▶ Textauszug
_ _ _
Das Weib antwortete der Schlange: Von den Früchten der Bäume des Gartens dürfen wir essen.
Nur von den Früchten des Baumes, der mitten im Garten steht, hat Gott gesagt: Ihr sollt nicht davon essen und nicht daran rühren, damit ihr nicht sterbet.
Darauf sprach die Schlange zu dem Weibe: Keineswegs, ihr werdet nicht sterben. Vielmehr weiß Gott, dass an dem Tage, da ihr davon esset, euch die Augen aufgehen und ihr sein werdet wie Götter, die Gutes und Böses erkennen.
Das Weib sah, dass der Baum gut zu essen wäre und lieblich anzusehen und begehrenswert, um Einsicht zu gewinnen. Und sie nahm von seiner Frucht und aß und gab davon auch ihrem Manne, der bei ihr war, und er aß.
Nun gingen beiden die Augen auf, und sie erkannten, dass sie nackt waren. Deshalb flochten sie Feigenblätter zusammen und machten sich Schurze."
_ _ _
▶ Material

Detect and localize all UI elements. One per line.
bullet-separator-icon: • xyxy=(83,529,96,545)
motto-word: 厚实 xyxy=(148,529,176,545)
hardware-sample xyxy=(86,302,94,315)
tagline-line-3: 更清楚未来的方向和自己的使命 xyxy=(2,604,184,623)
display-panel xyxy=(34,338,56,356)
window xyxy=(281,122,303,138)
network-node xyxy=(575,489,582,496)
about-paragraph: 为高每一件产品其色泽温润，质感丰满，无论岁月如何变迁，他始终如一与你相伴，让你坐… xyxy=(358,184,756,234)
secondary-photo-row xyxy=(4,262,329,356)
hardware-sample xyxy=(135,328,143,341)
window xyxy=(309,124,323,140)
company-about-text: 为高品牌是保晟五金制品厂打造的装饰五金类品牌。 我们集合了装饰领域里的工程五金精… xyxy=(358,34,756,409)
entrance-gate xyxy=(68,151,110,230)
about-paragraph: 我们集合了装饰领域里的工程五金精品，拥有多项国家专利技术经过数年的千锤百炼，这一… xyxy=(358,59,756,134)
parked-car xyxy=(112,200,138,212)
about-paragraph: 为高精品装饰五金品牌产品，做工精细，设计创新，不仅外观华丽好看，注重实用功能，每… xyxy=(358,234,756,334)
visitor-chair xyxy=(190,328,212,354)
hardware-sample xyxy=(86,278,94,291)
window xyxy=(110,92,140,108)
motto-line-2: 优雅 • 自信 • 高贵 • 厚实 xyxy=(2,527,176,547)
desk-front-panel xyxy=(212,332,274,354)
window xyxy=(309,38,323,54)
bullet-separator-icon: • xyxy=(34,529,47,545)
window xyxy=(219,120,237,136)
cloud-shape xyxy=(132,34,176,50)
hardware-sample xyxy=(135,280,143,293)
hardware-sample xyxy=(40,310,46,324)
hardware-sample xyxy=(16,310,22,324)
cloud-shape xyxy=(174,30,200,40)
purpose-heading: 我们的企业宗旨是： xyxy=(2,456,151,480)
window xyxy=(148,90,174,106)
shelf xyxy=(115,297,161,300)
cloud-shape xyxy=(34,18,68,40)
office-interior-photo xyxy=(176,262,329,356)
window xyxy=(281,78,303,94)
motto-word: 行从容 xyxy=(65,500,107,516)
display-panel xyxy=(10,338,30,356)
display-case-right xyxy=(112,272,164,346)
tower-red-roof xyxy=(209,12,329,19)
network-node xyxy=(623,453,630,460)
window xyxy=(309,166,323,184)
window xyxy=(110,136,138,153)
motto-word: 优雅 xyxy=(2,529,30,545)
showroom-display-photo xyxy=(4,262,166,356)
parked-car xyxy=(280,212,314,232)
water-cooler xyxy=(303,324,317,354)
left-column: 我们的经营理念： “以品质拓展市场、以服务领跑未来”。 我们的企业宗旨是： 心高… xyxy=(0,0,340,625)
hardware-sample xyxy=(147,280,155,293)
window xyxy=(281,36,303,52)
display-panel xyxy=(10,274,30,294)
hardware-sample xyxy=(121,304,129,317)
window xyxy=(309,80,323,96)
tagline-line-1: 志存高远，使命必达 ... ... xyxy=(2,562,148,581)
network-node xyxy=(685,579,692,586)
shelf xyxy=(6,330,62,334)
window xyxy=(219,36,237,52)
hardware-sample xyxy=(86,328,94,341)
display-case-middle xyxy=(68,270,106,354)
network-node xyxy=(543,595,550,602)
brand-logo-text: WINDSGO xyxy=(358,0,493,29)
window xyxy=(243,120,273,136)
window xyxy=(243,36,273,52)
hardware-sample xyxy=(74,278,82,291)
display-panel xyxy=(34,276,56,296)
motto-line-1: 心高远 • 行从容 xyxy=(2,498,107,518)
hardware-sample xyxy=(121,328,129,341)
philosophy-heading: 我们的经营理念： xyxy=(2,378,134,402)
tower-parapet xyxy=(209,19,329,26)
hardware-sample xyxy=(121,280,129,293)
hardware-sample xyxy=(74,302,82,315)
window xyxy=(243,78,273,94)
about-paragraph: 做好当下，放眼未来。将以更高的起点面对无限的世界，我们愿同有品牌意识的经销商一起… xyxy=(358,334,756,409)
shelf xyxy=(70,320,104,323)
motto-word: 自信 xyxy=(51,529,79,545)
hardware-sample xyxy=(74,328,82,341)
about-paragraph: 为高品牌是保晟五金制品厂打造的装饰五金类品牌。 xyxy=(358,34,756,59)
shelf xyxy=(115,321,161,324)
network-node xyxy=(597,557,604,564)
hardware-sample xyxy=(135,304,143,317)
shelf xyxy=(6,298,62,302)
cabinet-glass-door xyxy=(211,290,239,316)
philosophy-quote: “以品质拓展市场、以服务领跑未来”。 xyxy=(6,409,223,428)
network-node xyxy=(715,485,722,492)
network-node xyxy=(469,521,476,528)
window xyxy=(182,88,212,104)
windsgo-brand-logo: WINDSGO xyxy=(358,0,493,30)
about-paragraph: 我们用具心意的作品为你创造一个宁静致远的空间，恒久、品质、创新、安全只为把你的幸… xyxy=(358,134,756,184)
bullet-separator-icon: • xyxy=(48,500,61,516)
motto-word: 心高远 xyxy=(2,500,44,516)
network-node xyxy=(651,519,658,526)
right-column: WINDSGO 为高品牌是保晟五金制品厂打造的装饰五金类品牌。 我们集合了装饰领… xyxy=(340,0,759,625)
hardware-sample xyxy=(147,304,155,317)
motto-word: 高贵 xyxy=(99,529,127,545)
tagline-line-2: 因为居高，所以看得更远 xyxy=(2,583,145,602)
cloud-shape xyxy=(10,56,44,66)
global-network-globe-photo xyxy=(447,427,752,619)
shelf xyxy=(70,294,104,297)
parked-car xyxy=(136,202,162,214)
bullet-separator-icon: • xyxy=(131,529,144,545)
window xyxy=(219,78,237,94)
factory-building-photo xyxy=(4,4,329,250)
_ _ _
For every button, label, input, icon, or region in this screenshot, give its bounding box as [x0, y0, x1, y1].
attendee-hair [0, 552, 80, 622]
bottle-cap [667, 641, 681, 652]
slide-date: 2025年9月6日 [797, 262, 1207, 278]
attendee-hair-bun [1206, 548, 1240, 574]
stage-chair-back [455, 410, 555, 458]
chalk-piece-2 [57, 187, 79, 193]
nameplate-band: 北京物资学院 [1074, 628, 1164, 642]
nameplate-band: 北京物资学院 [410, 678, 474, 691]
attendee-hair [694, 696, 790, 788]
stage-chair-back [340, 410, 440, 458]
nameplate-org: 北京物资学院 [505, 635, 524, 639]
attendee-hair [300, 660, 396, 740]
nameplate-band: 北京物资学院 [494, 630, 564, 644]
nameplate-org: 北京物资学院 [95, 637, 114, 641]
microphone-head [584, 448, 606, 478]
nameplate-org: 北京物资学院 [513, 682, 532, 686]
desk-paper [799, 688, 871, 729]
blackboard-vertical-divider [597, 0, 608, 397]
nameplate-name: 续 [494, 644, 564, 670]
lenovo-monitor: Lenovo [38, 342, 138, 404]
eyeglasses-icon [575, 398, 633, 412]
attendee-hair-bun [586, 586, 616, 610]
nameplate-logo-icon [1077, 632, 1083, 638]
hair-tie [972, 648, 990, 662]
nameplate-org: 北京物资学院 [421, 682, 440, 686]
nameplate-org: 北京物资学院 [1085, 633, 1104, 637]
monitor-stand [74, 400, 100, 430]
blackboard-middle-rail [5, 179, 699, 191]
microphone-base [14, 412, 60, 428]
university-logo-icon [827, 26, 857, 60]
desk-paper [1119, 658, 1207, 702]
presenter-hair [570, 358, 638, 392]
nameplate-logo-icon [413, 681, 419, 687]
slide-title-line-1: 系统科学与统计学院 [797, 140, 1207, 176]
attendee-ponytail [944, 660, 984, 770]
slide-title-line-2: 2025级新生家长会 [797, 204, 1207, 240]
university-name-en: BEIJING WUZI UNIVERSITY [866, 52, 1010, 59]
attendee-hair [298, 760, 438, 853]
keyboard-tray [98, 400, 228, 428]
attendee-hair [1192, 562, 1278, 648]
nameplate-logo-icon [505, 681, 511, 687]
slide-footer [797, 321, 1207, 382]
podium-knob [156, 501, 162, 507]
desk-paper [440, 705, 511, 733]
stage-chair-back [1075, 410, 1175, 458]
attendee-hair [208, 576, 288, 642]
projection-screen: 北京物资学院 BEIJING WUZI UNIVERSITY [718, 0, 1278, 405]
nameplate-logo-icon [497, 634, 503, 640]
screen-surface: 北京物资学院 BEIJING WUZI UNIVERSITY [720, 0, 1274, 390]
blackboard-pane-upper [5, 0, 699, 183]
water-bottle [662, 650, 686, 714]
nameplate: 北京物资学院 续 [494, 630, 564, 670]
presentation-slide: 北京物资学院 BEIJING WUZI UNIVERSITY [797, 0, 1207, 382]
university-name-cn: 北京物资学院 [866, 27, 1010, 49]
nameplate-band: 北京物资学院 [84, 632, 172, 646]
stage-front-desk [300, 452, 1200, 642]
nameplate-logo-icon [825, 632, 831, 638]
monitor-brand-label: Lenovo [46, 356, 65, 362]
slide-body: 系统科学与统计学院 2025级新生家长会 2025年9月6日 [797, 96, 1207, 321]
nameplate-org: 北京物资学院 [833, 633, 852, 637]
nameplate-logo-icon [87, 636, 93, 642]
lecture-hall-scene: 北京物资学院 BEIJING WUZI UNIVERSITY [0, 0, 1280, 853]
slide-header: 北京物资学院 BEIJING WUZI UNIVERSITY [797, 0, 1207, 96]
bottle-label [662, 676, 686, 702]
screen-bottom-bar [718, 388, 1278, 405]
_ _ _
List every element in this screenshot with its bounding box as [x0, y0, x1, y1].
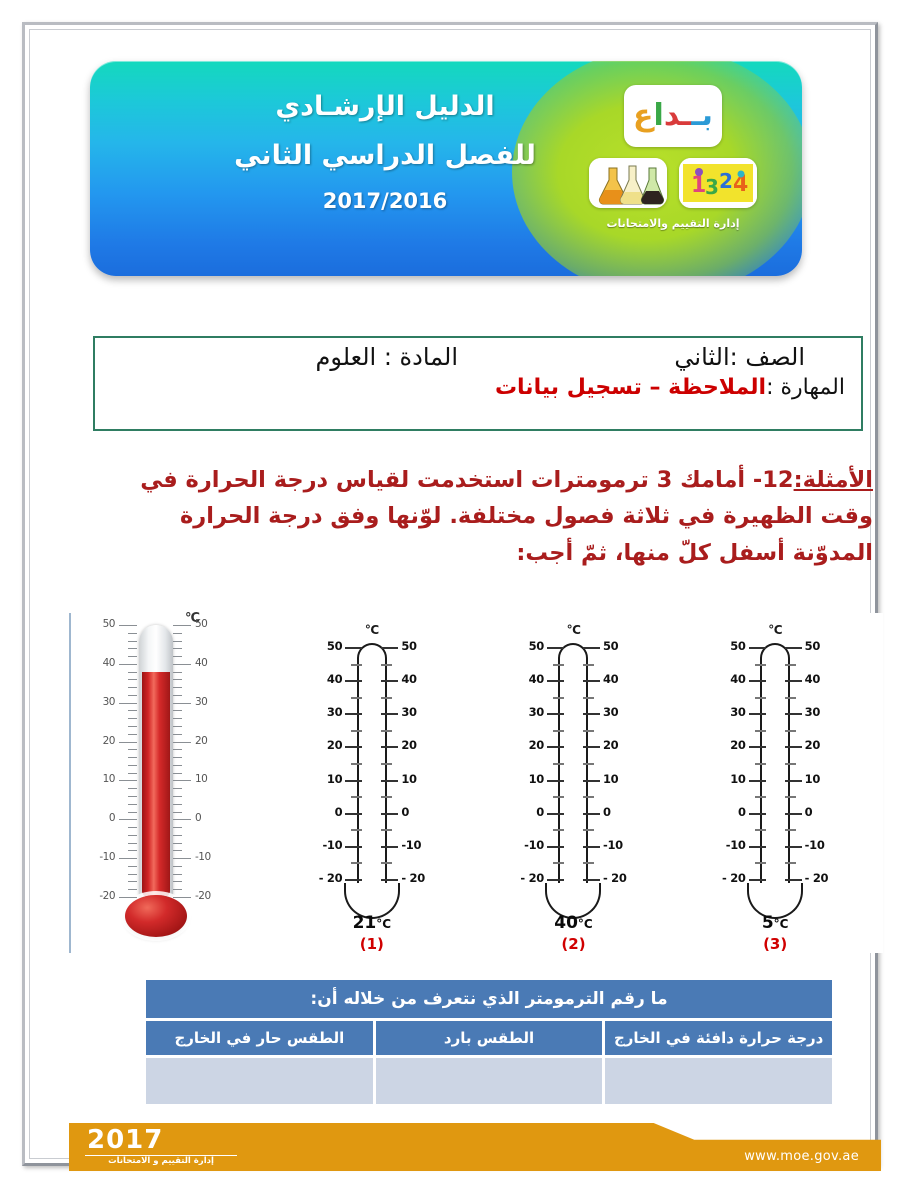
_ _ _
▶ Aufgaben
[A] Nenne alle Eigenschaften, die das Weib laut dem Textauszug am Baum wahrnimmt.
[B] Gib aus den Datensätzen den Abschnitt von der Zeile mit „For every button, label, input, icon, or“ bis einschließlich der Zeile mit „screen-surface: 北京物资学院 BEIJING“ unverändert wieder.

▶ Lösungen
[A]
- gut zu essen
- lieblich anzusehen
- begehrenswert, um Einsicht zu gewinnen

[B]
For every button, label, input, icon, or region in this screenshot, give its bounding box as [x0, y0, x1, y1].
attendee-hair [0, 552, 80, 622]
bottle-cap [667, 641, 681, 652]
slide-date: 2025年9月6日 [797, 262, 1207, 278]
attendee-hair-bun [1206, 548, 1240, 574]
stage-chair-back [455, 410, 555, 458]
chalk-piece-2 [57, 187, 79, 193]
nameplate-band: 北京物资学院 [1074, 628, 1164, 642]
nameplate-band: 北京物资学院 [410, 678, 474, 691]
attendee-hair [694, 696, 790, 788]
stage-chair-back [340, 410, 440, 458]
nameplate-org: 北京物资学院 [505, 635, 524, 639]
attendee-hair [300, 660, 396, 740]
nameplate-band: 北京物资学院 [494, 630, 564, 644]
nameplate-org: 北京物资学院 [95, 637, 114, 641]
microphone-head [584, 448, 606, 478]
nameplate-org: 北京物资学院 [513, 682, 532, 686]
desk-paper [799, 688, 871, 729]
blackboard-vertical-divider [597, 0, 608, 397]
nameplate-name: 续 [494, 644, 564, 670]
lenovo-monitor: Lenovo [38, 342, 138, 404]
eyeglasses-icon [575, 398, 633, 412]
attendee-hair-bun [586, 586, 616, 610]
nameplate-logo-icon [1077, 632, 1083, 638]
hair-tie [972, 648, 990, 662]
nameplate-org: 北京物资学院 [421, 682, 440, 686]
nameplate-org: 北京物资学院 [1085, 633, 1104, 637]
monitor-stand [74, 400, 100, 430]
blackboard-middle-rail [5, 179, 699, 191]
microphone-base [14, 412, 60, 428]
university-logo-icon [827, 26, 857, 60]
desk-paper [1119, 658, 1207, 702]
presenter-hair [570, 358, 638, 392]
nameplate-logo-icon [413, 681, 419, 687]
slide-title-line-1: 系统科学与统计学院 [797, 140, 1207, 176]
attendee-ponytail [944, 660, 984, 770]
slide-title-line-2: 2025级新生家长会 [797, 204, 1207, 240]
university-name-en: BEIJING WUZI UNIVERSITY [866, 52, 1010, 59]
attendee-hair [298, 760, 438, 853]
keyboard-tray [98, 400, 228, 428]
attendee-hair [1192, 562, 1278, 648]
nameplate-logo-icon [505, 681, 511, 687]
slide-footer [797, 321, 1207, 382]
podium-knob [156, 501, 162, 507]
desk-paper [440, 705, 511, 733]
stage-chair-back [1075, 410, 1175, 458]
attendee-hair [208, 576, 288, 642]
projection-screen: 北京物资学院 BEIJING WUZI UNIVERSITY [718, 0, 1278, 405]
nameplate-logo-icon [497, 634, 503, 640]
screen-surface: 北京物资学院 BEIJING WUZI UNIVERSITY [720, 0, 1274, 390]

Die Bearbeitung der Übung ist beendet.